> [Page]:
((

5) Football Vs Football

American football is poorly understood in Europe, as is “European football” in North America. Why is that? John Cleese has a theory.


Hermann Vaske, “John Cleese Rants: Soccer vs Football” (The Art of Football, 2006)

Want to know where the word ‘soccer’ comes from? The game was invented in England as an amateur recreation for English school boys and Oxbridge gentlemen. The word “soccer” was coined in 1863, when the newly formed Football Association was still working out the rules of its two newly invented games — “football rugby” (kicking and handling) and “football association” (kicking only). The story goes that one day an Oxford toff named Charles Wreford-Brown was asked if he cared for a game of “rugger.” He replied that he’d much rather go for a game of “soccer” – an abbreviation of “association.”

When the sport got to America in the 1870s, it was first played by the Ivy League Brahmins of Yale, Princeton, and Columbia, and they accepted the nickname used by their blue-blooded counterparts in England. The name stuck. Meanwhile, as soccer spread downwards and outwards from Oxbridge into the urban, working populations of industrial towns, and then exported by traders and bankers to the British colonies, it came to be known by the more illustrative “football” — the people’s game. Now you know (talking to you John Cleese): it was ‘soccer’ first, ‘football’ second.

6) It Could Have Been Soccer

Soccer went professional in 1885. In this fascinating clip, you see one of the soccer greats, Alec Raisbeck, Liverpool’s first big superstar.


BFI, “Newcastle United v Liverpool: 1901″ (Mitchell Kenyon Collection, 2008)

Soccer’s adoption by the masses in England and elsewhere prompted the elite college boys to snub soccer in favor of rugby. Harvard felt so strongly that rugby should take precedence over soccer that it refused to join the soccer league of its fellow universities. This prompted Yale to do the same, and other universities followed. Soccer wouldn’t reappear at the collegiate level in America until 1902, by which time rugby’s successor, American football, had become the number one college sport.

Harvard historian Morton Henry Prince wrote in 1923 that “if Harvard had not refused [soccer] it is highly improbable that the modern game played today – the American Rugby (football) – would have ever been evolved. Instead, all the universities, colleges and schools today would be playing … soccer.”

World Cup Tweet Stephen Colbert

Instead, soccer was pushed off the campuses and into the blue-collar neighbourhoods of North America’s industrial cities. Immigrants fresh from the new soccer nations of Ireland, Germany, Russia, Poland, Hungary, and Italy loved soccer, but their desire to assimilate trumped habit and they switched to the people’s game of America: baseball (another sport that had swept downwards from the privileged to the working classes).

7) Soccer Shunned By America

Americans who carried on playing soccer did so specifically because it preserved a connection to their homelands, and from the 1880s onwards, ethnic teams set up their own competitions in New York, Chicago, Milwaukee, and other big industrial cities. An American Soccer League was created in 1921, but it only survived a few years because it relied too heavily on immigrant players and fans.


ESPN, “Untameable Passion For The Beautiful Game” (New York, 2014)

))

> [What you need to do]:
**1)** Reproduce the part of the soccer history passage from "World Cup Tweet" to "the working classes).".
**2)** According to the soccer history passage, which countries did immigrants come from who were fresh from the new soccer nations?
**3)** In what year was an American Soccer League created, according to the soccer history passage?

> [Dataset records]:

((

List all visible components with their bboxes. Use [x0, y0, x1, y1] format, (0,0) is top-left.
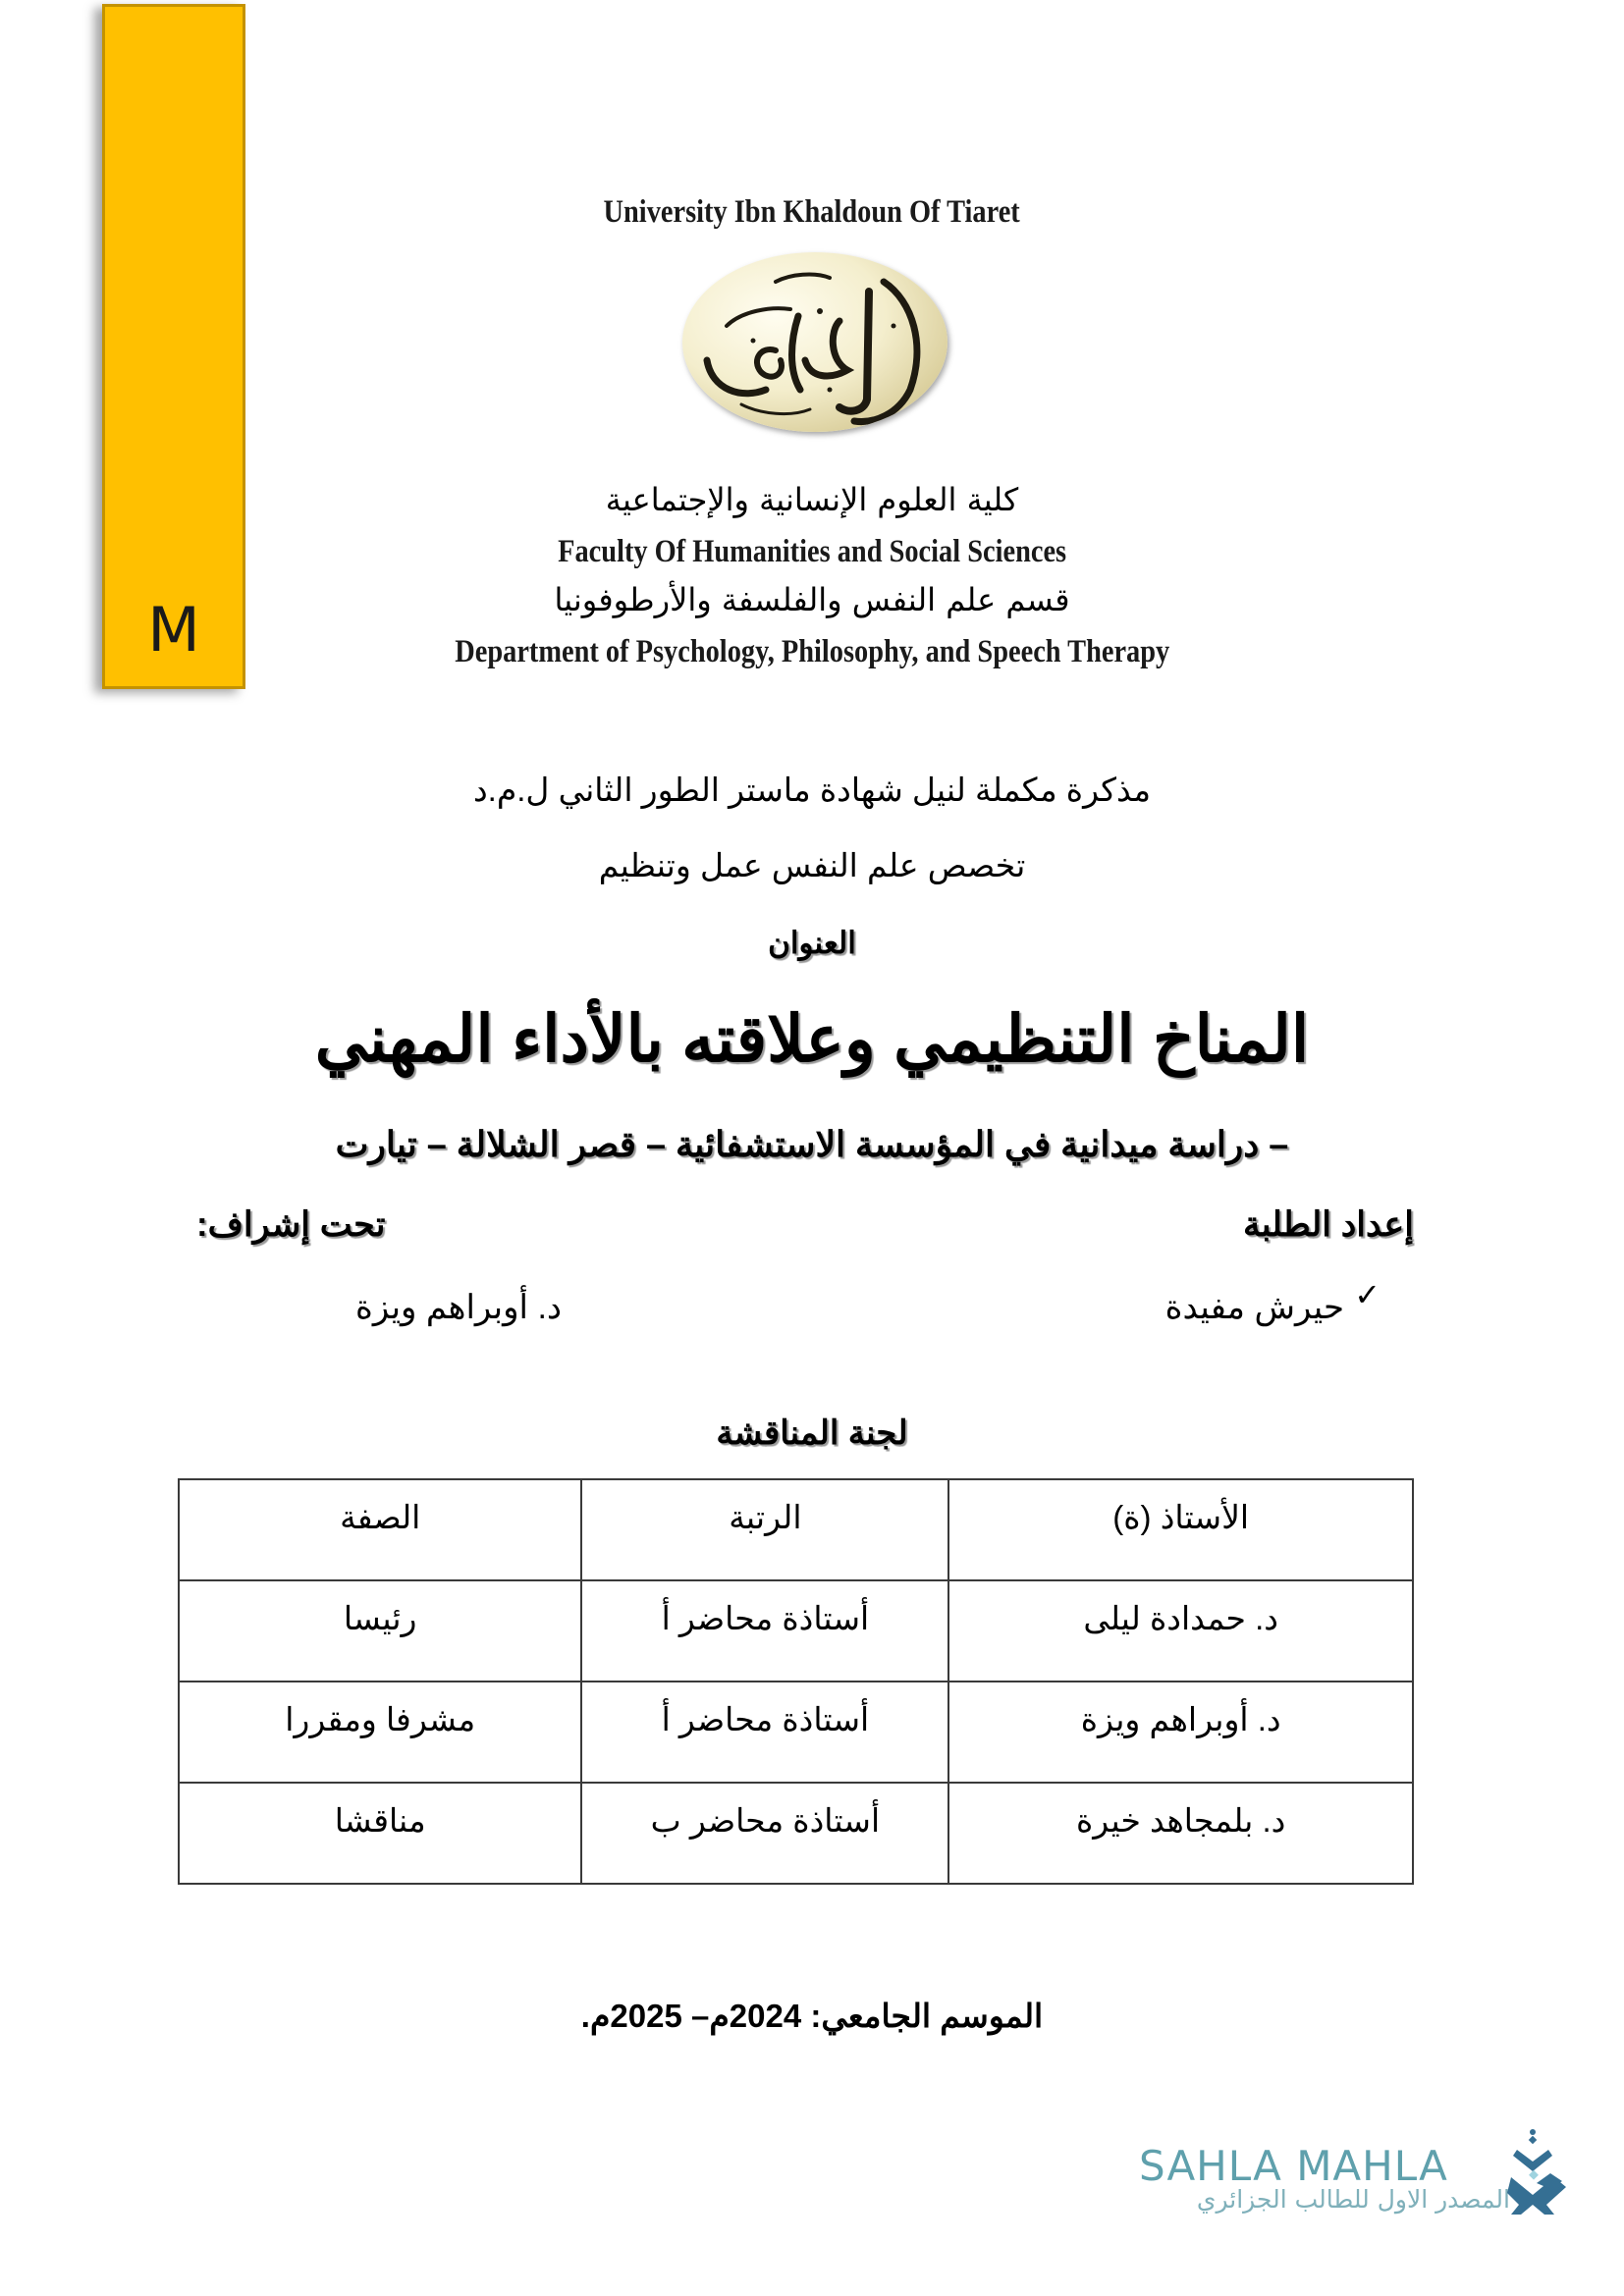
watermark-logo-icon: [1507, 2128, 1574, 2216]
department-name-en: [0, 632, 1624, 670]
watermark-brand: SAHLA MAHLA: [1139, 2142, 1448, 2190]
committee-table: [178, 1478, 1414, 1885]
header-role: الصفة: [179, 1479, 581, 1580]
cell-role: مشرفا ومقررا: [179, 1682, 581, 1783]
university-name-en-text: University Ibn Khaldoun Of Tiaret: [603, 194, 1021, 230]
table-row: [179, 1580, 1413, 1682]
cell-rank: أستاذة محاضر أ: [581, 1682, 948, 1783]
memo-line: مذكرة مكملة لنيل شهادة ماستر الطور الثاني ل.م.د: [472, 772, 1152, 808]
header-professor: الأستاذ (ة): [948, 1479, 1413, 1580]
table-row: [179, 1682, 1413, 1783]
prepared-by-label: إعداد الطلبة: [1242, 1205, 1414, 1244]
thesis-subtitle: – دراسة ميدانية في المؤسسة الاستشفائية – قصر الشلالة – تيارت: [335, 1124, 1289, 1164]
committee-title: لجنة المناقشة: [716, 1415, 908, 1452]
supervisor-name: د. أوبراهم ويزة: [355, 1289, 563, 1326]
cell-role: مناقشا: [179, 1783, 581, 1884]
title-label: العنوان: [768, 926, 856, 960]
specialty-line: تخصص علم النفس عمل وتنظيم: [598, 847, 1026, 883]
faculty-name-ar: كلية العلوم الإنسانية والإجتماعية: [605, 481, 1019, 518]
faculty-name-en-text: Faculty Of Humanities and Social Sciences: [558, 534, 1066, 569]
academic-season: الموسم الجامعي: 2024م– 2025م.: [580, 1998, 1044, 2034]
department-name-ar: قسم علم النفس والفلسفة والأرطوفونيا: [554, 581, 1070, 618]
thesis-title: المناخ التنظيمي وعلاقته بالأداء المهني: [314, 1002, 1310, 1075]
cell-rank: أستاذة محاضر أ: [581, 1580, 948, 1682]
table-header-row: [179, 1479, 1413, 1580]
supervision-label: تحت إشراف:: [196, 1205, 386, 1244]
student-name: حيرش مفيدة: [1164, 1289, 1344, 1326]
cell-professor: د. حمدادة ليلى: [948, 1580, 1413, 1682]
header-rank: الرتبة: [581, 1479, 948, 1580]
cell-professor: د. بلمجاهد خيرة: [948, 1783, 1413, 1884]
university-logo-icon: [682, 252, 947, 432]
side-tab-letter: M: [147, 594, 200, 666]
department-name-en-text: Department of Psychology, Philosophy, and Speech Therapy: [455, 634, 1169, 669]
university-name-en: [0, 192, 1624, 231]
table-row: [179, 1783, 1413, 1884]
watermark-tagline: المصدر الاول للطالب الجزائري: [1196, 2185, 1510, 2214]
cell-rank: أستاذة محاضر ب: [581, 1783, 948, 1884]
checkmark-icon: ✓: [1354, 1277, 1380, 1312]
cell-professor: د. أوبراهم ويزة: [948, 1682, 1413, 1783]
cell-role: رئيسا: [179, 1580, 581, 1682]
faculty-name-en: [0, 532, 1624, 570]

))

> [Solution set]:
**1)**
World Cup Tweet Stephen Colbert

Instead, soccer was pushed off the campuses and into the blue-collar neighbourhoods of North America’s industrial cities. Immigrants fresh from the new soccer nations of Ireland, Germany, Russia, Poland, Hungary, and Italy loved soccer, but their desire to assimilate trumped habit and they switched to the people’s game of America: baseball (another sport that had swept downwards from the privileged to the working classes).

**2)** Ireland, Germany, Russia, Poland, Hungary, Italy

**3)** 1921